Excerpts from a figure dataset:
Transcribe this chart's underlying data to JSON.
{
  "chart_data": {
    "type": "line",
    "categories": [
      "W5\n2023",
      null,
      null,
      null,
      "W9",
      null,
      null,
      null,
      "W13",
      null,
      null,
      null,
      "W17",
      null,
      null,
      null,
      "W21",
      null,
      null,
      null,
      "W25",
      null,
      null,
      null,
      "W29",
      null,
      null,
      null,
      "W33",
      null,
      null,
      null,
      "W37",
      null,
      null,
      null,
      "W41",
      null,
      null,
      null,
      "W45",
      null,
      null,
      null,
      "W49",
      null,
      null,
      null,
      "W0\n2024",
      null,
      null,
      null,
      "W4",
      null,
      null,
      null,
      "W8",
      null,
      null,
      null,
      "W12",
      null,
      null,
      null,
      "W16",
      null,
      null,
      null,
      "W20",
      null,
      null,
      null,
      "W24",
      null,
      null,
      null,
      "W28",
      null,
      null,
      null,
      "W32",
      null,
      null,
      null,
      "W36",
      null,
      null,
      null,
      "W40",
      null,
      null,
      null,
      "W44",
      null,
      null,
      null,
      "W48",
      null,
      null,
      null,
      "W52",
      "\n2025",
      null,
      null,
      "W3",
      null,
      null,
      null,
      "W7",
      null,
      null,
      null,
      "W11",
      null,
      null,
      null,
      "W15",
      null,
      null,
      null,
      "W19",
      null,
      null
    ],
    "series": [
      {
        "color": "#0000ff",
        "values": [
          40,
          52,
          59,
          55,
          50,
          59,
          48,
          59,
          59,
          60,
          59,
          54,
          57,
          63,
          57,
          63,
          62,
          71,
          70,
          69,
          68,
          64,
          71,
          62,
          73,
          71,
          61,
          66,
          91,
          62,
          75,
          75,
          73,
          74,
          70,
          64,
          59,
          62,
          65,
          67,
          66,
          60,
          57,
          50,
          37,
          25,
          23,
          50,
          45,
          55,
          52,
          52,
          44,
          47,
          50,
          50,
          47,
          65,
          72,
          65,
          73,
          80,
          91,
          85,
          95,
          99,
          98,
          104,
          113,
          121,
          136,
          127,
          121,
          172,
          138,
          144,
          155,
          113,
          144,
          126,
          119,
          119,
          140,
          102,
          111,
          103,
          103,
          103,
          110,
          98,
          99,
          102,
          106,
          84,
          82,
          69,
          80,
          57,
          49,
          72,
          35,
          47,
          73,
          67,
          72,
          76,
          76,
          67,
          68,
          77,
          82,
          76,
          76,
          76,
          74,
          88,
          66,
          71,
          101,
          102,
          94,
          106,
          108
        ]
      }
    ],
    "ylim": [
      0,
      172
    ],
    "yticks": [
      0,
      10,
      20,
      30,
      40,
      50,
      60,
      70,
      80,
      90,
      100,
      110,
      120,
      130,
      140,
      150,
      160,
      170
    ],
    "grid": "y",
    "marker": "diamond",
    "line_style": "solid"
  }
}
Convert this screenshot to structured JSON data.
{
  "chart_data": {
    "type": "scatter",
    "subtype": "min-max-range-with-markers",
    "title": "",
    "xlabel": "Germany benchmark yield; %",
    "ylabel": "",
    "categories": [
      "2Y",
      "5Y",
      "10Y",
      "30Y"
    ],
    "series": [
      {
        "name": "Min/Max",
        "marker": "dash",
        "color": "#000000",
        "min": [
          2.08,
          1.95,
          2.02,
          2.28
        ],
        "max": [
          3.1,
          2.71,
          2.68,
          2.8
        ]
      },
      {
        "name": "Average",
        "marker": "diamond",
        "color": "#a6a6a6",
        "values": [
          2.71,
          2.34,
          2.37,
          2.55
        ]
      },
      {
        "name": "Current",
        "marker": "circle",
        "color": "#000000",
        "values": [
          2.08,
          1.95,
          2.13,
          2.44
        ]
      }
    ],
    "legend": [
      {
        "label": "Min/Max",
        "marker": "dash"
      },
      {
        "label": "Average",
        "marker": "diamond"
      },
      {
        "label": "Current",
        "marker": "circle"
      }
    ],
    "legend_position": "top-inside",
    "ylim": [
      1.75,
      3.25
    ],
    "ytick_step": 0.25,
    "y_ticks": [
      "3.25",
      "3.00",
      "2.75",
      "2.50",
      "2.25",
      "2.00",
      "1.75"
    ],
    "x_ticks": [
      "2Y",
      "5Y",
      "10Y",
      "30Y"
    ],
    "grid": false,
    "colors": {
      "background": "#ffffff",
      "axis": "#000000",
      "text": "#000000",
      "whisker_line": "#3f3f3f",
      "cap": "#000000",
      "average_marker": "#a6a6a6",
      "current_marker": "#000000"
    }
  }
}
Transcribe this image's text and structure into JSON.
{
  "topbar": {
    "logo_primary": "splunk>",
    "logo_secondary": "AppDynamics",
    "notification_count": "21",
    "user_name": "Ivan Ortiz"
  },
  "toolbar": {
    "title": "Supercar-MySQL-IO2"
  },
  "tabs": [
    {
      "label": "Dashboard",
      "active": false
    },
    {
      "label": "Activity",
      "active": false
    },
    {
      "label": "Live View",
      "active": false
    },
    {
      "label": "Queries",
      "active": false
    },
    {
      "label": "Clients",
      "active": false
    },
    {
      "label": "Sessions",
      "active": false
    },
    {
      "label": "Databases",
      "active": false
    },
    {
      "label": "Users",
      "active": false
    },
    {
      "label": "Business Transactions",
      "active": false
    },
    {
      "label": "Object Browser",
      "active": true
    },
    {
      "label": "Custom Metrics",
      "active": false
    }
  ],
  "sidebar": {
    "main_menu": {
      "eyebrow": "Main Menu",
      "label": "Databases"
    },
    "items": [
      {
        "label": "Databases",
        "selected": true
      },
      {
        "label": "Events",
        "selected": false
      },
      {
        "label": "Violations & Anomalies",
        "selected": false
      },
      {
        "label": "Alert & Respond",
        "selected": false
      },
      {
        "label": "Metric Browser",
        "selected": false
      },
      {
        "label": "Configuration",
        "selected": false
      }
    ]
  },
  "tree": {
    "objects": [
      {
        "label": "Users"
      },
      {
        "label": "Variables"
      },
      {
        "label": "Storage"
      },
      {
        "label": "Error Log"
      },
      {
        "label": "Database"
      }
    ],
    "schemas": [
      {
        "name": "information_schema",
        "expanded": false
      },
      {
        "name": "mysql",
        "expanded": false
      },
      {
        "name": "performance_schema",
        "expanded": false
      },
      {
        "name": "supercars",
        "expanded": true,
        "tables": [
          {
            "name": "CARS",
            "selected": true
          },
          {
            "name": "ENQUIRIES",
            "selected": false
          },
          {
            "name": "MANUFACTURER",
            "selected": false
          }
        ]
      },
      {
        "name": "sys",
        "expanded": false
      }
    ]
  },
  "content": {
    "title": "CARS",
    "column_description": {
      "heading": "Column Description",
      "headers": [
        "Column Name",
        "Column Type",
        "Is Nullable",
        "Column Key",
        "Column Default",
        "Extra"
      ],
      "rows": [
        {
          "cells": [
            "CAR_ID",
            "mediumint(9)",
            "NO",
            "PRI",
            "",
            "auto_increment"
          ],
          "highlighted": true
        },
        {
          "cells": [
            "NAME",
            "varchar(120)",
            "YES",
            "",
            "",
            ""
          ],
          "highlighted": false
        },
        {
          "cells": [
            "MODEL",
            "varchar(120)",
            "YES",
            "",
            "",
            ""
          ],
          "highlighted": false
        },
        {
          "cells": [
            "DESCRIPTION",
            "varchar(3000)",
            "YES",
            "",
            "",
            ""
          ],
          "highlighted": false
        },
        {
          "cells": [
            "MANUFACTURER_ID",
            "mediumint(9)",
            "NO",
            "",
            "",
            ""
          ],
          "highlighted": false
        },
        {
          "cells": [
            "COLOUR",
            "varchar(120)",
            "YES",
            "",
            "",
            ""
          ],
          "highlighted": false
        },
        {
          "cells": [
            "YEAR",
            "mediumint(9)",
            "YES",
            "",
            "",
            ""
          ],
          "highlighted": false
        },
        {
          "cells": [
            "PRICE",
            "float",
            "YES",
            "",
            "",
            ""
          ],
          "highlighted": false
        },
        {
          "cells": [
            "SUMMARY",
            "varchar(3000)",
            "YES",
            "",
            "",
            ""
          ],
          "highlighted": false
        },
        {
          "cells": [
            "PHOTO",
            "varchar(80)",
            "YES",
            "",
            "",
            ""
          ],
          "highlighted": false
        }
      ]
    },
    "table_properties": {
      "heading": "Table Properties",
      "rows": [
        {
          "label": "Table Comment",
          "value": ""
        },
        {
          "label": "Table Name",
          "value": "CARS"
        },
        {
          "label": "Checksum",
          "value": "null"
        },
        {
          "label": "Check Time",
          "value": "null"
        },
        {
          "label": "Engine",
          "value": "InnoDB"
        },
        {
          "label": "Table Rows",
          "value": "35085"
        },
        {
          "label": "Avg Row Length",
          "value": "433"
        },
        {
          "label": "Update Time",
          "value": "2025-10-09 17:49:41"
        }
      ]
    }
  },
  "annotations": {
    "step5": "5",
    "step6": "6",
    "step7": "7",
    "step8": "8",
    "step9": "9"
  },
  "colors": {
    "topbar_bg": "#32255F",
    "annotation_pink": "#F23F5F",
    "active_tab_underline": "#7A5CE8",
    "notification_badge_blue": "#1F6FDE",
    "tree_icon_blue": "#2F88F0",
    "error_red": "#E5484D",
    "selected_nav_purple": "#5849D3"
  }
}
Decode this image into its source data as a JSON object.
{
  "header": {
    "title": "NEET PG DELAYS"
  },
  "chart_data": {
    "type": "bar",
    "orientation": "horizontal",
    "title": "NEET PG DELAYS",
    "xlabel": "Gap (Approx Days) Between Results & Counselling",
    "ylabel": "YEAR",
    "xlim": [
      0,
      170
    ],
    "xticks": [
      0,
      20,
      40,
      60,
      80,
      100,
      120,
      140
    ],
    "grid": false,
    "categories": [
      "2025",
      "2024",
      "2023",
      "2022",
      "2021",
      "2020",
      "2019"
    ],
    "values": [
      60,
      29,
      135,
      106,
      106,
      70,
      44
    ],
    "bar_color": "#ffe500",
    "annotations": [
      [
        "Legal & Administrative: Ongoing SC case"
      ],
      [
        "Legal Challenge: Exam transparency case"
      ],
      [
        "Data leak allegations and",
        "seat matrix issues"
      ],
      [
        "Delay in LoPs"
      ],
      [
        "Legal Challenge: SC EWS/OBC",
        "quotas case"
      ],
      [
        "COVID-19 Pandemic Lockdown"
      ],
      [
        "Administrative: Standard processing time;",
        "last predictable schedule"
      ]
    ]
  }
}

Aim of the task: Show, from the material above, each line that includes the string "DELAYS".

Task response:
    "title": "NEET PG DELAYS"
    "title": "NEET PG DELAYS",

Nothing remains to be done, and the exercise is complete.